→ Exercise aim: Repeat the records below verbatim and include no pictures.

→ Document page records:
==============================
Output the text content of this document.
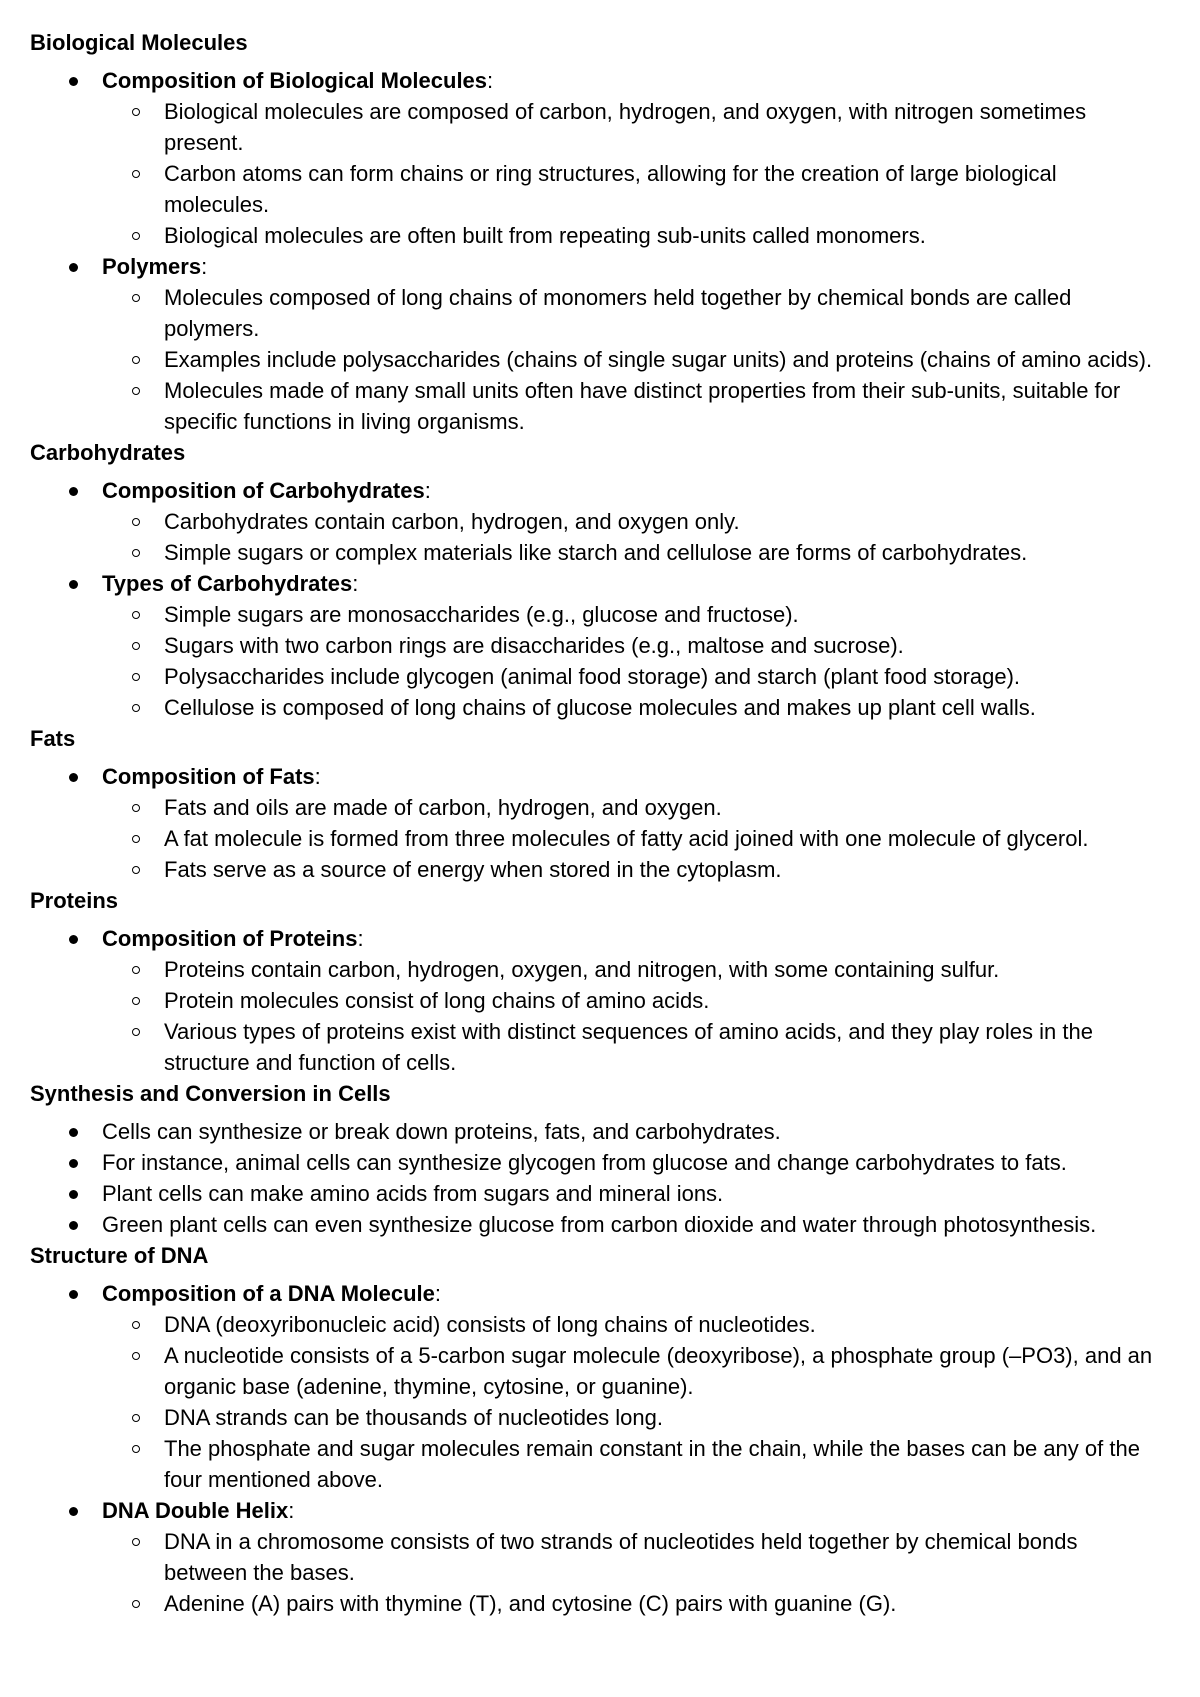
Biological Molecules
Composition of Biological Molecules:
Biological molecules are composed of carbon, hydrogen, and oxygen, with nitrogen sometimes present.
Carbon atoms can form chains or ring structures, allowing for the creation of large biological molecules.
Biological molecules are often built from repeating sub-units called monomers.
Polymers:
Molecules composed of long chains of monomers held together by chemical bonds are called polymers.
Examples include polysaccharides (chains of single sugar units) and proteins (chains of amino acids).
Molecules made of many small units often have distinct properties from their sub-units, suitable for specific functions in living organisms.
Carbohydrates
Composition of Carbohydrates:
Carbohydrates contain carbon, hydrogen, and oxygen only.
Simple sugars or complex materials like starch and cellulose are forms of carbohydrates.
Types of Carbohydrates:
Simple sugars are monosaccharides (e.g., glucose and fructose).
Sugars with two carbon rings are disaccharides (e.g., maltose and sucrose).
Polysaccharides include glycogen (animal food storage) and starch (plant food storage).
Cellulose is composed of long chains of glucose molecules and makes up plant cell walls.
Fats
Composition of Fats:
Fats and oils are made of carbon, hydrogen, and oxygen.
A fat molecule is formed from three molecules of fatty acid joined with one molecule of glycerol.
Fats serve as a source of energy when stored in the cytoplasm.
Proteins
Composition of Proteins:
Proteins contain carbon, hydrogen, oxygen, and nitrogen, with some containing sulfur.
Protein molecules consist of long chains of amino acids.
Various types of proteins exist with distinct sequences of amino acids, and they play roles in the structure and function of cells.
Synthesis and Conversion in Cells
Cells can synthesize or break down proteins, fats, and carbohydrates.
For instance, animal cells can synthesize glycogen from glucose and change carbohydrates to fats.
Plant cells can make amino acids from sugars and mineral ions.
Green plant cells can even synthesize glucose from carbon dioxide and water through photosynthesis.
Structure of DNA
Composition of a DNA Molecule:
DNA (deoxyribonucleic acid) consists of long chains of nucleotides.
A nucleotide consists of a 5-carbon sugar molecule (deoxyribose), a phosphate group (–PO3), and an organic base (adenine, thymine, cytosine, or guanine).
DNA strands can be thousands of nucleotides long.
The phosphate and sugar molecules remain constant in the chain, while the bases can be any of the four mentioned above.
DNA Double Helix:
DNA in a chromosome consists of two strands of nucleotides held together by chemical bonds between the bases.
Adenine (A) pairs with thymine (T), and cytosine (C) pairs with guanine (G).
==============================
→ Finished task:
Output the text content of this document.
Biological Molecules
Composition of Biological Molecules:
Biological molecules are composed of carbon, hydrogen, and oxygen, with nitrogen sometimes present.
Carbon atoms can form chains or ring structures, allowing for the creation of large biological molecules.
Biological molecules are often built from repeating sub-units called monomers.
Polymers:
Molecules composed of long chains of monomers held together by chemical bonds are called polymers.
Examples include polysaccharides (chains of single sugar units) and proteins (chains of amino acids).
Molecules made of many small units often have distinct properties from their sub-units, suitable for specific functions in living organisms.
Carbohydrates
Composition of Carbohydrates:
Carbohydrates contain carbon, hydrogen, and oxygen only.
Simple sugars or complex materials like starch and cellulose are forms of carbohydrates.
Types of Carbohydrates:
Simple sugars are monosaccharides (e.g., glucose and fructose).
Sugars with two carbon rings are disaccharides (e.g., maltose and sucrose).
Polysaccharides include glycogen (animal food storage) and starch (plant food storage).
Cellulose is composed of long chains of glucose molecules and makes up plant cell walls.
Fats
Composition of Fats:
Fats and oils are made of carbon, hydrogen, and oxygen.
A fat molecule is formed from three molecules of fatty acid joined with one molecule of glycerol.
Fats serve as a source of energy when stored in the cytoplasm.
Proteins
Composition of Proteins:
Proteins contain carbon, hydrogen, oxygen, and nitrogen, with some containing sulfur.
Protein molecules consist of long chains of amino acids.
Various types of proteins exist with distinct sequences of amino acids, and they play roles in the structure and function of cells.
Synthesis and Conversion in Cells
Cells can synthesize or break down proteins, fats, and carbohydrates.
For instance, animal cells can synthesize glycogen from glucose and change carbohydrates to fats.
Plant cells can make amino acids from sugars and mineral ions.
Green plant cells can even synthesize glucose from carbon dioxide and water through photosynthesis.
Structure of DNA
Composition of a DNA Molecule:
DNA (deoxyribonucleic acid) consists of long chains of nucleotides.
A nucleotide consists of a 5-carbon sugar molecule (deoxyribose), a phosphate group (–PO3), and an organic base (adenine, thymine, cytosine, or guanine).
DNA strands can be thousands of nucleotides long.
The phosphate and sugar molecules remain constant in the chain, while the bases can be any of the four mentioned above.
DNA Double Helix:
DNA in a chromosome consists of two strands of nucleotides held together by chemical bonds between the bases.
Adenine (A) pairs with thymine (T), and cytosine (C) pairs with guanine (G).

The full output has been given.